◆ WORK TASK ◆
Scan the data. Collect each line that contains the word "with".

◆ INFORMATION GIVEN ◆
*** Block opens ***

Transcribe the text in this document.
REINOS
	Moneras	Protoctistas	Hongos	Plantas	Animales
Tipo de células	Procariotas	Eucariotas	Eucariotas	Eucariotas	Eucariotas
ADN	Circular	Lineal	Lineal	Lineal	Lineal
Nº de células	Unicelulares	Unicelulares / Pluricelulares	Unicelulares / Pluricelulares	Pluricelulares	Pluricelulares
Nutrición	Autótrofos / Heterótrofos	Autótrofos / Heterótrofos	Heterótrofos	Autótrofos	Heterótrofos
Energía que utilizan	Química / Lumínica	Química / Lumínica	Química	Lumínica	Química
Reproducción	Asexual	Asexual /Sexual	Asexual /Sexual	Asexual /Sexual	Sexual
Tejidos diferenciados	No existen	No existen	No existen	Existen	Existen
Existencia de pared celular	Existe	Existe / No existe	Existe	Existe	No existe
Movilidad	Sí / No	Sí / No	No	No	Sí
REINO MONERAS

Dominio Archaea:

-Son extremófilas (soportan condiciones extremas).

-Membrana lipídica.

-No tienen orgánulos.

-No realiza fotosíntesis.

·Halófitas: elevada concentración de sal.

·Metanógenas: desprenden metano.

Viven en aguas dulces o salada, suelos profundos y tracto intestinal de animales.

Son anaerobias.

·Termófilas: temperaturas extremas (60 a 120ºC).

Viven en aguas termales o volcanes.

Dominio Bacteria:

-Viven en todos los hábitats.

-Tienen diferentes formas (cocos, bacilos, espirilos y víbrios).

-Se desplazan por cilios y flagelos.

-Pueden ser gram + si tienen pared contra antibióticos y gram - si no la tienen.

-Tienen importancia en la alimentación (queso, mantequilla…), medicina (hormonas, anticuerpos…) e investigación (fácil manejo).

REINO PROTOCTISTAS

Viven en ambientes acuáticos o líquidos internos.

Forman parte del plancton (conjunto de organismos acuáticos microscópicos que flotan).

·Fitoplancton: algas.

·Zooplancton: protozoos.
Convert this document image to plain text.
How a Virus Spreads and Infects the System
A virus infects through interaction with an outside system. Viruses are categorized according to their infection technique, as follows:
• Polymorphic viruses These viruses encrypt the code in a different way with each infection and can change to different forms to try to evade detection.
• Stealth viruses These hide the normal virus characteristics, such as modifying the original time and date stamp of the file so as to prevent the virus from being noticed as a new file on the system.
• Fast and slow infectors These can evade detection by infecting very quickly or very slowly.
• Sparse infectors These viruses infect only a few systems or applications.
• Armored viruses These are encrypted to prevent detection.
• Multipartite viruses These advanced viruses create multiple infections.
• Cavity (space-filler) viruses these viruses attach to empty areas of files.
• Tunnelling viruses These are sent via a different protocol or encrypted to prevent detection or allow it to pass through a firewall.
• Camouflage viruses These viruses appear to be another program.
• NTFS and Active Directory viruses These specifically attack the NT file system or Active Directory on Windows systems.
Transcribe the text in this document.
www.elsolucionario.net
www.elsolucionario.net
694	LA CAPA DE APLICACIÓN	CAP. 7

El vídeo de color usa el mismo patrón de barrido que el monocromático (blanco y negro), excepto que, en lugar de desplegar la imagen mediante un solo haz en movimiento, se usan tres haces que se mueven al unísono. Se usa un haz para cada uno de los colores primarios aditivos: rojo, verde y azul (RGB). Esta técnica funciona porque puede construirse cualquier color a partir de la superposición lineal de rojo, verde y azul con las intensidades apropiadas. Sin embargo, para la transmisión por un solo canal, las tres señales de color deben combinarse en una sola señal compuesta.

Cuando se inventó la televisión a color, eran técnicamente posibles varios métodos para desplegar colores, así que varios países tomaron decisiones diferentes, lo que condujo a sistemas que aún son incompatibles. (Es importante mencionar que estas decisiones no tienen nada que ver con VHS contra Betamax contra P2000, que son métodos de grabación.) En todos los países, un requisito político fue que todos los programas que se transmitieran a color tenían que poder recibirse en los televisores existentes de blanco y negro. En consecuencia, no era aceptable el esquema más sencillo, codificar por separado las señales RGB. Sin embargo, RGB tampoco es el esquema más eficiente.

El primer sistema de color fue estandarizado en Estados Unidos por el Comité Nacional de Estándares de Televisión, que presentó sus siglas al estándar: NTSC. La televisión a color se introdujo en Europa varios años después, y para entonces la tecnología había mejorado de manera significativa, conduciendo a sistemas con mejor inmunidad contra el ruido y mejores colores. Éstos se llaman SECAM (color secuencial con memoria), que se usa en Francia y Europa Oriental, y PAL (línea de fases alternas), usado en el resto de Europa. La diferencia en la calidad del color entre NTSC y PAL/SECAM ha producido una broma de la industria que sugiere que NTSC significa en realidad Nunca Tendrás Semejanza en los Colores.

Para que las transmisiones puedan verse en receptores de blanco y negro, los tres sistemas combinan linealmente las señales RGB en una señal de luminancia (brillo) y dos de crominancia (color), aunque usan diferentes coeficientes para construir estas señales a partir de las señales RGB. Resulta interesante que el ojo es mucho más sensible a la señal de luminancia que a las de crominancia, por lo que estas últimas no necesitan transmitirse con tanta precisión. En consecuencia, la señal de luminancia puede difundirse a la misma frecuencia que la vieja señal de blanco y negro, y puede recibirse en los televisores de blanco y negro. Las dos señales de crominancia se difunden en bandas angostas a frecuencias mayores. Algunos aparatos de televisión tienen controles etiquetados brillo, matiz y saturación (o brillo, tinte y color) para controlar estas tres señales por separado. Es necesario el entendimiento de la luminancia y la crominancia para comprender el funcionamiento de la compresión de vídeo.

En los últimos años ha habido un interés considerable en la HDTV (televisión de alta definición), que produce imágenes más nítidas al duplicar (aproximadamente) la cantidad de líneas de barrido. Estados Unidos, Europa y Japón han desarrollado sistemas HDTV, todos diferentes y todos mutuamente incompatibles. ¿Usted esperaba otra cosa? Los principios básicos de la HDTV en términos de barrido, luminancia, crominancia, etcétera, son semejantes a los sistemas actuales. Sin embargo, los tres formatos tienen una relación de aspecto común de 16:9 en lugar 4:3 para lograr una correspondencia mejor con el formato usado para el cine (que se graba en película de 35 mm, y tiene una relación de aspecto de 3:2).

*** Block closes ***

◆ WRITTEN SOLUTION ◆
A virus infects through interaction with an outside system. Viruses are categorized according to their infection technique, as follows:
• Polymorphic viruses These viruses encrypt the code in a different way with each infection and can change to different forms to try to evade detection.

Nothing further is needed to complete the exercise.